Section 10.6          Rules by
Trustee and Agents. The Trustee may make reasonable rules for action by or a meeting
of Securityholders of one or more Series. Any Agent may make reasonable rules and set reasonable requirements for its functions.

 

Section 10.7          Legal
Holidays. Unless otherwise provided by Board Resolution, Officer’s Certificate or
supplemental indenture hereto for a particular Series, a “Legal Holiday” is any day that is not a Business Day. If a payment
date is a Legal Holiday at a place of payment, payment may be made at that place on the next succeeding day that is not a Legal Holiday,
and no interest shall accrue for the intervening period.

 

Section 10.8          No
Recourse Against Others. A director, officer, employee or stockholder (past or present),
as such, of the Company shall not have any liability for any obligations of the Company under the Securities or this Indenture or for
any claim based on, in respect of or by reason of such obligations or their creation. Each Securityholder by accepting a Security waives
and releases all such liability. The waiver and release are part of the consideration for the issue of the Securities.

 

Section 10.9          Counterparts.

===

Direction 1 – In the indenture excerpt, what happens to interest when a payment date is a Legal Holiday and payment is made on the next day that is not a Legal Holiday?
Direction 2 – Extend the indenture excerpt by writing the text that follows its last heading, "Section 10.9 Counterparts."

Data provided –
===

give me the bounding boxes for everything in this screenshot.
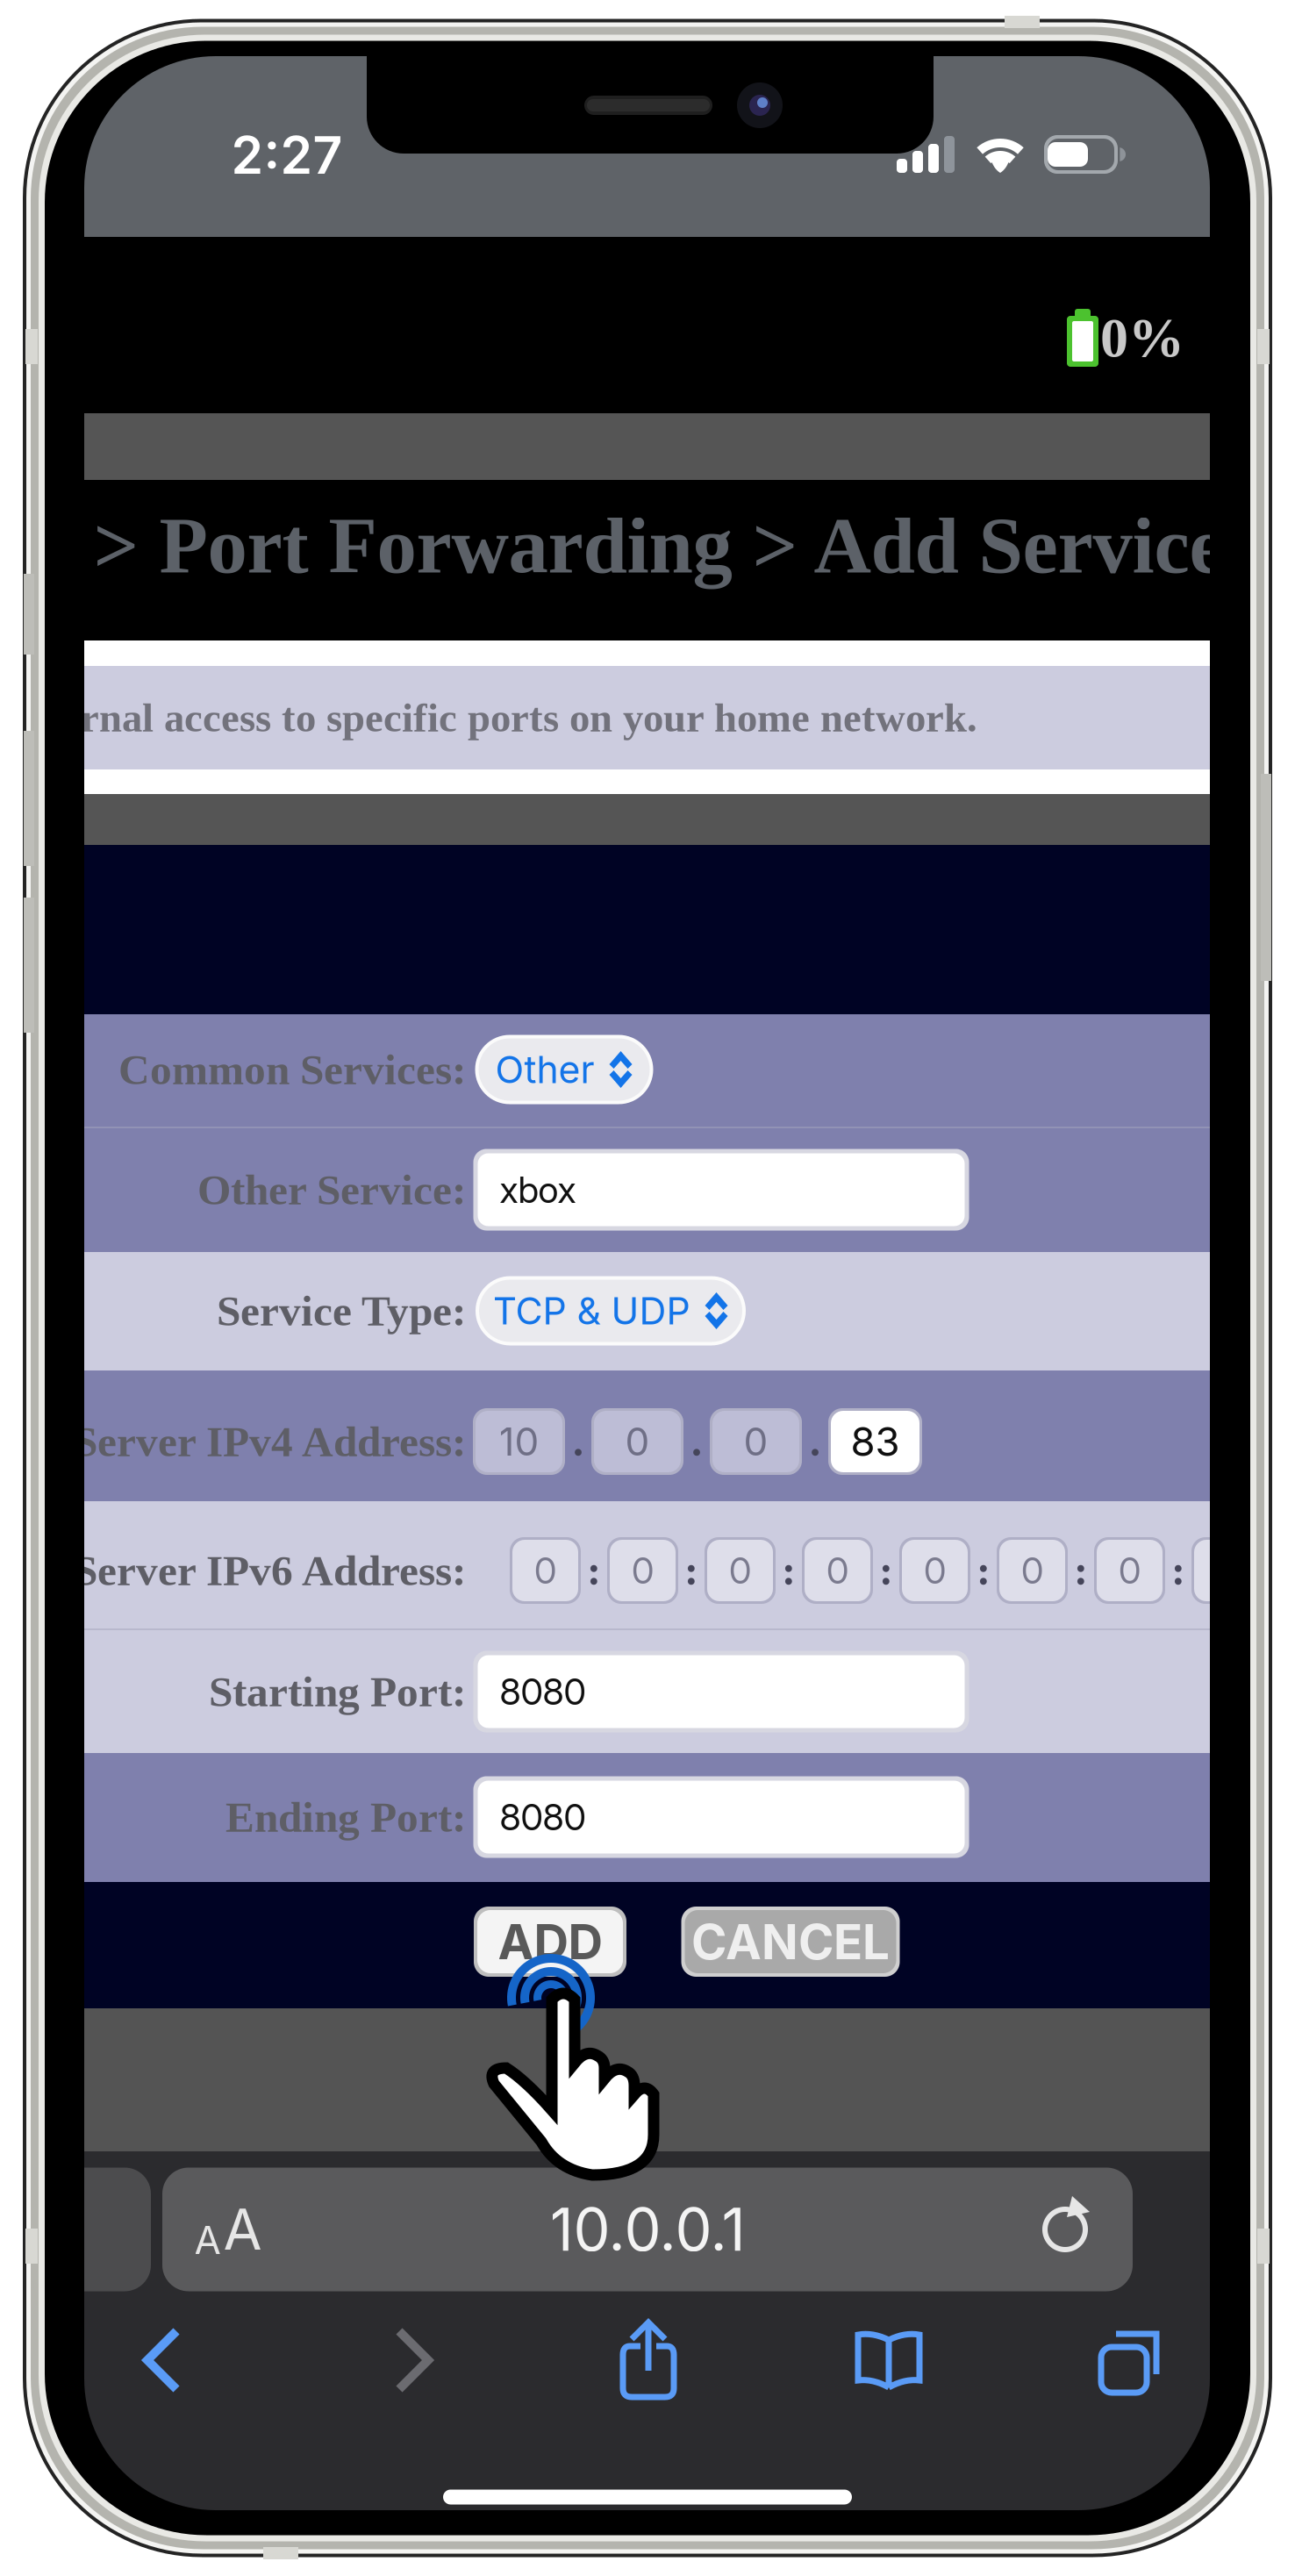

===

Final result 1 – No interest accrues for the intervening period.

Final result 2 –
This Indenture may be executed in any number of counterparts and by the parties hereto in separate counterparts, each of which when so
executed shall be deemed to be an original and all of which taken together shall constitute one and the same agreement. The exchange
of copies of this Indenture and of signature pages by facsimile or PDF transmission shall constitute effective execution and delivery
of this Indenture as to the parties hereto and may be used in lieu of the original Indenture for all purposes. Signatures of the parties
hereto transmitted by facsimile or PDF shall be deemed to be their original signatures for all purposes. In furtherance of the foregoing,
the words “execution,” “signed,” “signature,” “delivery” and words of like import in
or relating to any document to be signed in connection with this Indenture and the transactions contemplated hereby shall be deemed to
include Electronic Signatures, deliveries or the keeping of records in electronic form, each of which shall be of the same legal effect,
validity or enforceability as a manually executed signature, physical delivery thereof or the use of a paper-based recordkeeping system,
as the case may be, to the extent and as provided for in any applicable law, including the Federal Electronic Signatures in Global and
National Commerce Act, the New York State Electronic Signatures and Records Act, or any other similar state laws based on the Uniform
Electronic Transactions Act; provided that, notwithstanding anything herein to the contrary, the Trustee is not under any obligation
to agree to accept electronic signatures in any form or in any format unless expressly agreed to by the Trustee, pursuant to reasonable
procedures approved by the Trustee. As used herein, “Electronic Signature” means an electronic sound, symbol, or process
attached to, or associated with, a contract or other record and adopted by a person with the intent to sign, authenticate or accept such
contract or other record.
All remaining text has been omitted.